Objective - Retype the listing that follows, exactly as written.

(Dataset records)

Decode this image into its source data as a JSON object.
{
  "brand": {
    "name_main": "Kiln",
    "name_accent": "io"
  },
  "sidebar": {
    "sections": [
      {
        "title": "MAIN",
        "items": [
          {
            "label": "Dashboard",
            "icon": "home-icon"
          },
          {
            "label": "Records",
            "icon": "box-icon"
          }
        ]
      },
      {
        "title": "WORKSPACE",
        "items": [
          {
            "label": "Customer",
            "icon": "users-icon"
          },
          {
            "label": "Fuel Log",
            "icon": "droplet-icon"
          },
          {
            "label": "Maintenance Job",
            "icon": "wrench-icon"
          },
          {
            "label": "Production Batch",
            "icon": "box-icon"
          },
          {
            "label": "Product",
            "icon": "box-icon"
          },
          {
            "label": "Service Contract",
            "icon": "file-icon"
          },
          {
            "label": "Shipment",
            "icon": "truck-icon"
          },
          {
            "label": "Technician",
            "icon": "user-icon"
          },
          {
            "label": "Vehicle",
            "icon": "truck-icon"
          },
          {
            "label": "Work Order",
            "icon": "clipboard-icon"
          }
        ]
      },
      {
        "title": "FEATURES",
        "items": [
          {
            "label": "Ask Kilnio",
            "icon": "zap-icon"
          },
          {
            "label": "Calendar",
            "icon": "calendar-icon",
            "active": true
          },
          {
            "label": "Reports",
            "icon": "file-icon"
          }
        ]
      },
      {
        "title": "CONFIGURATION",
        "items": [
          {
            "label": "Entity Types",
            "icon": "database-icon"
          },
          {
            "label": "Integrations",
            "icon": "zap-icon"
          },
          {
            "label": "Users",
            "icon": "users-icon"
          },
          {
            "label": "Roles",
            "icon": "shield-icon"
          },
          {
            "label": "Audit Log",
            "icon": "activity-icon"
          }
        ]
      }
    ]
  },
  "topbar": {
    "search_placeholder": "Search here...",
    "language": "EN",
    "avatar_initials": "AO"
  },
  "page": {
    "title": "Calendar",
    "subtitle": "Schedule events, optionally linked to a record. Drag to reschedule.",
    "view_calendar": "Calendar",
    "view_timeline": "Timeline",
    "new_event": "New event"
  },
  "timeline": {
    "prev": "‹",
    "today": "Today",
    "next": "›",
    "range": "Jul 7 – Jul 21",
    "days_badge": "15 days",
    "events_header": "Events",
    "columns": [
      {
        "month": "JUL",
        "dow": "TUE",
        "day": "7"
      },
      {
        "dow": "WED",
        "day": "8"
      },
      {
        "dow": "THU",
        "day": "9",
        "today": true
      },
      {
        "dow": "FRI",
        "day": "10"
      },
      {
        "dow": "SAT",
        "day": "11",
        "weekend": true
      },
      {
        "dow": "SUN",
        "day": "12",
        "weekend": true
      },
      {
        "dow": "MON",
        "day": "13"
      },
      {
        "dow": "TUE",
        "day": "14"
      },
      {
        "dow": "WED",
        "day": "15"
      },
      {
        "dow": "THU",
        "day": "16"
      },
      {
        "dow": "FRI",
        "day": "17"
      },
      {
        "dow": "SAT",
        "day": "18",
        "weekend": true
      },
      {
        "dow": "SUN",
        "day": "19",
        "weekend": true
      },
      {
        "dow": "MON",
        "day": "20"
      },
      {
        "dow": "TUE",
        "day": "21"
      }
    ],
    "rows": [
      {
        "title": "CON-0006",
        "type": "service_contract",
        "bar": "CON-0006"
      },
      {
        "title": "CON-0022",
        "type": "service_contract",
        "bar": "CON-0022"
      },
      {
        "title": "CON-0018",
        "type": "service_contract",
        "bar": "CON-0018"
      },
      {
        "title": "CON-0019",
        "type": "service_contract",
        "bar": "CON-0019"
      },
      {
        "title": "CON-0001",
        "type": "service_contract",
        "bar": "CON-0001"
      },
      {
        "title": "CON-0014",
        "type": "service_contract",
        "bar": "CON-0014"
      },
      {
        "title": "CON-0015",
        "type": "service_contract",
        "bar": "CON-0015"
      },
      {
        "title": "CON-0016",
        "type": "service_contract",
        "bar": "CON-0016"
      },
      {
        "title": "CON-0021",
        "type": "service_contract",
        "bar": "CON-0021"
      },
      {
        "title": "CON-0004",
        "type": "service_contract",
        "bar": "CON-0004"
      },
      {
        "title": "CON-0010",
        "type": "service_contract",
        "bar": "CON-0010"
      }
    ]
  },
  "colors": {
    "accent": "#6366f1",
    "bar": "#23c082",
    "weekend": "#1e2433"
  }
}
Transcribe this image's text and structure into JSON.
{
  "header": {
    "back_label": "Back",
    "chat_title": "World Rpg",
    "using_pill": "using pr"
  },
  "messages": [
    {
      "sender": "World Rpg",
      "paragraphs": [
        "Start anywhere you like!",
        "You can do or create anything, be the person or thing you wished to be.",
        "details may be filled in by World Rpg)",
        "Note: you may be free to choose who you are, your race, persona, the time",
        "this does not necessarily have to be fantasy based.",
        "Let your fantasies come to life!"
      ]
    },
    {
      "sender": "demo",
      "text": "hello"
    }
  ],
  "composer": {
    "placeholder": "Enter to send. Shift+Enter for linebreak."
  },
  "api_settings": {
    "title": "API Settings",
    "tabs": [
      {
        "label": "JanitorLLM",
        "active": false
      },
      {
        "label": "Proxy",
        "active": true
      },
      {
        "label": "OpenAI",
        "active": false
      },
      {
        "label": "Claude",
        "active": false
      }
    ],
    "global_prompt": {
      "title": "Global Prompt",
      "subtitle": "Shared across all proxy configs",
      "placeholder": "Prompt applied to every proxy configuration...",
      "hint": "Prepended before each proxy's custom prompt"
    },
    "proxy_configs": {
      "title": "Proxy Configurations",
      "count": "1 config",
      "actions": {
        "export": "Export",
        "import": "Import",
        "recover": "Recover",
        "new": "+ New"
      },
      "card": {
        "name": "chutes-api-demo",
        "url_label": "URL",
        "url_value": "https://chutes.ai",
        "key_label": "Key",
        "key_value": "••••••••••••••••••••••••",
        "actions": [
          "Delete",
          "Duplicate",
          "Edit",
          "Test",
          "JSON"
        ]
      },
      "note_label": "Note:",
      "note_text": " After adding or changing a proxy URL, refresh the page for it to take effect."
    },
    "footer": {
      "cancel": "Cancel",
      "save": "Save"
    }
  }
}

Output below -
Decode this image into its source data as a JSON object.
{
  "brand": {
    "name_main": "Kiln",
    "name_accent": "io"
  },
  "sidebar": {
    "sections": [
      {
        "title": "MAIN",
        "items": [
          {
            "label": "Dashboard",
            "icon": "home-icon"
          },
          {
            "label": "Records",
            "icon": "box-icon"
          }
        ]
      },
      {
        "title": "WORKSPACE",
        "items": [
          {
            "label": "Customer",
            "icon": "users-icon"
          },
          {
            "label": "Fuel Log",
            "icon": "droplet-icon"
          },
          {
            "label": "Maintenance Job",
            "icon": "wrench-icon"
          },
          {
            "label": "Production Batch",
            "icon": "box-icon"
          },
          {
            "label": "Product",
            "icon": "box-icon"
          },
          {
            "label": "Service Contract",
            "icon": "file-icon"
          },
          {
            "label": "Shipment",
            "icon": "truck-icon"
          },
          {
            "label": "Technician",
            "icon": "user-icon"
          },
          {
            "label": "Vehicle",
            "icon": "truck-icon"
          },
          {
            "label": "Work Order",
            "icon": "clipboard-icon"
          }
        ]
      },
      {
        "title": "FEATURES",
        "items": [
          {
            "label": "Ask Kilnio",
            "icon": "zap-icon"
          },
          {
            "label": "Calendar",
            "icon": "calendar-icon",
            "active": true
          },
          {
            "label": "Reports",
            "icon": "file-icon"
          }
        ]
      },
      {
        "title": "CONFIGURATION",
        "items": [
          {
            "label": "Entity Types",
            "icon": "database-icon"
          },
          {
            "label": "Integrations",
            "icon": "zap-icon"
          },
          {
            "label": "Users",
            "icon": "users-icon"
          },
          {
            "label": "Roles",
            "icon": "shield-icon"
          },
          {
            "label": "Audit Log",
            "icon": "activity-icon"
          }
        ]
      }
    ]
  },
  "topbar": {
    "search_placeholder": "Search here...",
    "language": "EN",
    "avatar_initials": "AO"
  },
  "page": {
    "title": "Calendar",
    "subtitle": "Schedule events, optionally linked to a record. Drag to reschedule.",
    "view_calendar": "Calendar",
    "view_timeline": "Timeline",
    "new_event": "New event"
  },
  "timeline": {
    "prev": "‹",
    "today": "Today",
    "next": "›",
    "range": "Jul 7 – Jul 21",
    "days_badge": "15 days",
    "events_header": "Events",
    "columns": [
      {
        "month": "JUL",
        "dow": "TUE",
        "day": "7"
      },
      {
        "dow": "WED",
        "day": "8"
      },
      {
        "dow": "THU",
        "day": "9",
        "today": true
      },
      {
        "dow": "FRI",
        "day": "10"
      },
      {
        "dow": "SAT",
        "day": "11",
        "weekend": true
      },
      {
        "dow": "SUN",
        "day": "12",
        "weekend": true
      },
      {
        "dow": "MON",
        "day": "13"
      },
      {
        "dow": "TUE",
        "day": "14"
      },
      {
        "dow": "WED",
        "day": "15"
      },
      {
        "dow": "THU",
        "day": "16"
      },
      {
        "dow": "FRI",
        "day": "17"
      },
      {
        "dow": "SAT",
        "day": "18",
        "weekend": true
      },
      {
        "dow": "SUN",
        "day": "19",
        "weekend": true
      },
      {
        "dow": "MON",
        "day": "20"
      },
      {
        "dow": "TUE",
        "day": "21"
      }
    ],
    "rows": [
      {
        "title": "CON-0006",
        "type": "service_contract",
        "bar": "CON-0006"
      },
      {
        "title": "CON-0022",
        "type": "service_contract",
        "bar": "CON-0022"
      },
      {
        "title": "CON-0018",
        "type": "service_contract",
        "bar": "CON-0018"
      },
      {
        "title": "CON-0019",
        "type": "service_contract",
        "bar": "CON-0019"
      },
      {
        "title": "CON-0001",
        "type": "service_contract",
        "bar": "CON-0001"
      },
      {
        "title": "CON-0014",
        "type": "service_contract",
        "bar": "CON-0014"
      },
      {
        "title": "CON-0015",
        "type": "service_contract",
        "bar": "CON-0015"
      },
      {
        "title": "CON-0016",
        "type": "service_contract",
        "bar": "CON-0016"
      },
      {
        "title": "CON-0021",
        "type": "service_contract",
        "bar": "CON-0021"
      },
      {
        "title": "CON-0004",
        "type": "service_contract",
        "bar": "CON-0004"
      },
      {
        "title": "CON-0010",
        "type": "service_contract",
        "bar": "CON-0010"
      }
    ]
  },
  "colors": {
    "accent": "#6366f1",
    "bar": "#23c082",
    "weekend": "#1e2433"
  }
}
Transcribe this image's text and structure into JSON.
{
  "header": {
    "back_label": "Back",
    "chat_title": "World Rpg",
    "using_pill": "using pr"
  },
  "messages": [
    {
      "sender": "World Rpg",
      "paragraphs": [
        "Start anywhere you like!",
        "You can do or create anything, be the person or thing you wished to be.",
        "details may be filled in by World Rpg)",
        "Note: you may be free to choose who you are, your race, persona, the time",
        "this does not necessarily have to be fantasy based.",
        "Let your fantasies come to life!"
      ]
    },
    {
      "sender": "demo",
      "text": "hello"
    }
  ],
  "composer": {
    "placeholder": "Enter to send. Shift+Enter for linebreak."
  },
  "api_settings": {
    "title": "API Settings",
    "tabs": [
      {
        "label": "JanitorLLM",
        "active": false
      },
      {
        "label": "Proxy",
        "active": true
      },
      {
        "label": "OpenAI",
        "active": false
      },
      {
        "label": "Claude",
        "active": false
      }
    ],
    "global_prompt": {
      "title": "Global Prompt",
      "subtitle": "Shared across all proxy configs",
      "placeholder": "Prompt applied to every proxy configuration...",
      "hint": "Prepended before each proxy's custom prompt"
    },
    "proxy_configs": {
      "title": "Proxy Configurations",
      "count": "1 config",
      "actions": {
        "export": "Export",
        "import": "Import",
        "recover": "Recover",
        "new": "+ New"
      },
      "card": {
        "name": "chutes-api-demo",
        "url_label": "URL",
        "url_value": "https://chutes.ai",
        "key_label": "Key",
        "key_value": "••••••••••••••••••••••••",
        "actions": [
          "Delete",
          "Duplicate",
          "Edit",
          "Test",
          "JSON"
        ]
      },
      "note_label": "Note:",
      "note_text": " After adding or changing a proxy URL, refresh the page for it to take effect."
    },
    "footer": {
      "cancel": "Cancel",
      "save": "Save"
    }
  }
}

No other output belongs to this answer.